Data extracted from a collection:
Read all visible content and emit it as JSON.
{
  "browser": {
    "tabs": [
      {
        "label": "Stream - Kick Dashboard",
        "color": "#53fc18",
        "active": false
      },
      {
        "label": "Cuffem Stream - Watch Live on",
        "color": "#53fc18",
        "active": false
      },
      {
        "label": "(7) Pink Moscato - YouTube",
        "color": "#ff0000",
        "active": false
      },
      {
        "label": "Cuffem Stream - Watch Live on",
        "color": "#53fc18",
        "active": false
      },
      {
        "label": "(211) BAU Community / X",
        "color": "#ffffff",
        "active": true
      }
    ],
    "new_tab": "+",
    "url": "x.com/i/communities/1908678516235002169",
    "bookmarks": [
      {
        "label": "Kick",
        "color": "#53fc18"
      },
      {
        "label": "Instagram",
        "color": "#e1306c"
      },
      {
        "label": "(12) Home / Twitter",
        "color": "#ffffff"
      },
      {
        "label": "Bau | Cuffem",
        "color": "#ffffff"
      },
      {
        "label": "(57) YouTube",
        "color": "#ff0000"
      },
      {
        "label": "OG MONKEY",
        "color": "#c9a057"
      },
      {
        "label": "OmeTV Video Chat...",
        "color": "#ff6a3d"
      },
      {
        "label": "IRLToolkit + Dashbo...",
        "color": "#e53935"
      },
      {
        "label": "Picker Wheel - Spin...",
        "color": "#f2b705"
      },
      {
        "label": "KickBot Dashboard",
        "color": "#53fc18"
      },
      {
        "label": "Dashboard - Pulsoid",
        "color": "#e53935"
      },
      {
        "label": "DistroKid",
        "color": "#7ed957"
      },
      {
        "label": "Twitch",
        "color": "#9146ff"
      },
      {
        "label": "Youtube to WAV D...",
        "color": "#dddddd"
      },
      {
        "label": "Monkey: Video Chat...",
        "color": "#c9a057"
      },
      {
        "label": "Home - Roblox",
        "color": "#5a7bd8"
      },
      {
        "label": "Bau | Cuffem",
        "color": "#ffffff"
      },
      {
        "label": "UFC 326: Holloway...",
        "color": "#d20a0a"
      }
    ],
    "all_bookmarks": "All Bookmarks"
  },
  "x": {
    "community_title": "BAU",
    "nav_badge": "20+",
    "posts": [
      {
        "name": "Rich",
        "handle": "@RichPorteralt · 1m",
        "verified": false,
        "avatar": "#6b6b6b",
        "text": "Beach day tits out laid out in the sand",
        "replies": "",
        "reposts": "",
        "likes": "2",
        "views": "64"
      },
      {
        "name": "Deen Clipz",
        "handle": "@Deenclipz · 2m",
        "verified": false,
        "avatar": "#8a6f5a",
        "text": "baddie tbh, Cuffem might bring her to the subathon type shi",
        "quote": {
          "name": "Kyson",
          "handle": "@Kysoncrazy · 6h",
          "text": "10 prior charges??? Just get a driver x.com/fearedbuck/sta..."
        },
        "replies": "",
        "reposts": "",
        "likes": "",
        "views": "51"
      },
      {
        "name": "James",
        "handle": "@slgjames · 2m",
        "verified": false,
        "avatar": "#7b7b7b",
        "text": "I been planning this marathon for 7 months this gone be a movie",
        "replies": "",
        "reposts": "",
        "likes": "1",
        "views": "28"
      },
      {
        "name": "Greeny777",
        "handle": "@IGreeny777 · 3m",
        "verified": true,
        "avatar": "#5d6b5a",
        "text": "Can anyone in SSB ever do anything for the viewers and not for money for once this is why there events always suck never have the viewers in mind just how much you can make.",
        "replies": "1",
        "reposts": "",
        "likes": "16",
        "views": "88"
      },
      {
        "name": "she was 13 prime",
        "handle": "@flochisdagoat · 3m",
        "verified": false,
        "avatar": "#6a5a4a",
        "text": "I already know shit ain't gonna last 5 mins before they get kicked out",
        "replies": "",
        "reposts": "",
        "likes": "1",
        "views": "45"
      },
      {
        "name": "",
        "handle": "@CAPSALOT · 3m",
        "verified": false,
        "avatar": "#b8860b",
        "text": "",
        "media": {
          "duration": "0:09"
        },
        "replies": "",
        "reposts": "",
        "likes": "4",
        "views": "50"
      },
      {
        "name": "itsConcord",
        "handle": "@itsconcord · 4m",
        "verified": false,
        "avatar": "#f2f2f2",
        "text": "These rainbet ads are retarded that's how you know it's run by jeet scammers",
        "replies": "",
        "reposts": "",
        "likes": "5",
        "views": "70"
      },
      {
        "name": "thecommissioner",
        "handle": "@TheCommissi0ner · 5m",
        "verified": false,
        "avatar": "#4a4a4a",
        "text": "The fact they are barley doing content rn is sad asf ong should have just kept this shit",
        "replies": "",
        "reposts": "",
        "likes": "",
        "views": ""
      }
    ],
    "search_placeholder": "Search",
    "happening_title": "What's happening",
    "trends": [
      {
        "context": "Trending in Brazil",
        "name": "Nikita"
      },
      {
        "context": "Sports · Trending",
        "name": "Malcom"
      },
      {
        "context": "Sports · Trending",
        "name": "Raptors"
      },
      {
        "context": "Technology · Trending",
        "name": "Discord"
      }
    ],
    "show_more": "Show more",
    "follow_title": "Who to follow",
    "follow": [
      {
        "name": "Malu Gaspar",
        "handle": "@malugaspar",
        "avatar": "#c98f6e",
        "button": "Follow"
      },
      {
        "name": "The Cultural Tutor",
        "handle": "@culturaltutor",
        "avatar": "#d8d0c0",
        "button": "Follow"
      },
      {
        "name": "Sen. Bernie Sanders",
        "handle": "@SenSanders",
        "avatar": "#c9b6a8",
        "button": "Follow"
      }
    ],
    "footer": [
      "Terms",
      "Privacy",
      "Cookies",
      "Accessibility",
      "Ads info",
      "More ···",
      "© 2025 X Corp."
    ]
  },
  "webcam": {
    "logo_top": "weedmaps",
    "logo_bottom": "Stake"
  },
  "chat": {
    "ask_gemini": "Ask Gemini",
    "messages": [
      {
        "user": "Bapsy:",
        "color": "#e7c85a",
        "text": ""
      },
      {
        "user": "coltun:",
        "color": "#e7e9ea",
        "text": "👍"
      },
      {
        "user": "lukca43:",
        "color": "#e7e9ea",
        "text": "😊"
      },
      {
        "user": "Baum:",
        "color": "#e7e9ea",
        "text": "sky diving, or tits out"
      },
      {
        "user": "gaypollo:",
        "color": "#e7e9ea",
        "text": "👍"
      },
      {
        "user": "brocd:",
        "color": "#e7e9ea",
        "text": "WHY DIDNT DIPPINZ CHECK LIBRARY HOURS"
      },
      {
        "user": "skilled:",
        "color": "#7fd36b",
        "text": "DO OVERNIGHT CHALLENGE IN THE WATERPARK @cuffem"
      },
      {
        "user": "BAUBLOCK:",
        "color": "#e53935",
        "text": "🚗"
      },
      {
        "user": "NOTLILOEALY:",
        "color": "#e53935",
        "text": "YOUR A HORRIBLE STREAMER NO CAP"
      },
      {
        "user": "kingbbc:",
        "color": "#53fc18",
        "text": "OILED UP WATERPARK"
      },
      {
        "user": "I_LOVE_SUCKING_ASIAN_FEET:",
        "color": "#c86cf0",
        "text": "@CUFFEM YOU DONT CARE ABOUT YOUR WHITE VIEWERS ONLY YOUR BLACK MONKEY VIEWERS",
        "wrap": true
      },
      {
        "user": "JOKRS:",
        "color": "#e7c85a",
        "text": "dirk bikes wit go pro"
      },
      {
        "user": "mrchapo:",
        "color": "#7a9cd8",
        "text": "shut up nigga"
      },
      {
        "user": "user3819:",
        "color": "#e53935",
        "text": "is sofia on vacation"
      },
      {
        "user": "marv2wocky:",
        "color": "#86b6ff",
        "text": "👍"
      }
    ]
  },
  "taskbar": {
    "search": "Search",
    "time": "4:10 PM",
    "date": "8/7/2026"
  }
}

What is needed: Which lines hold the word "have"? Show each one.

Exercise result:
        "text": "Can anyone in SSB ever do anything for the viewers and not for money for once this is why there events always suck never have the viewers in mind just how much you can make.",
        "text": "The fact they are barley doing content rn is sad asf ong should have just kept this shit",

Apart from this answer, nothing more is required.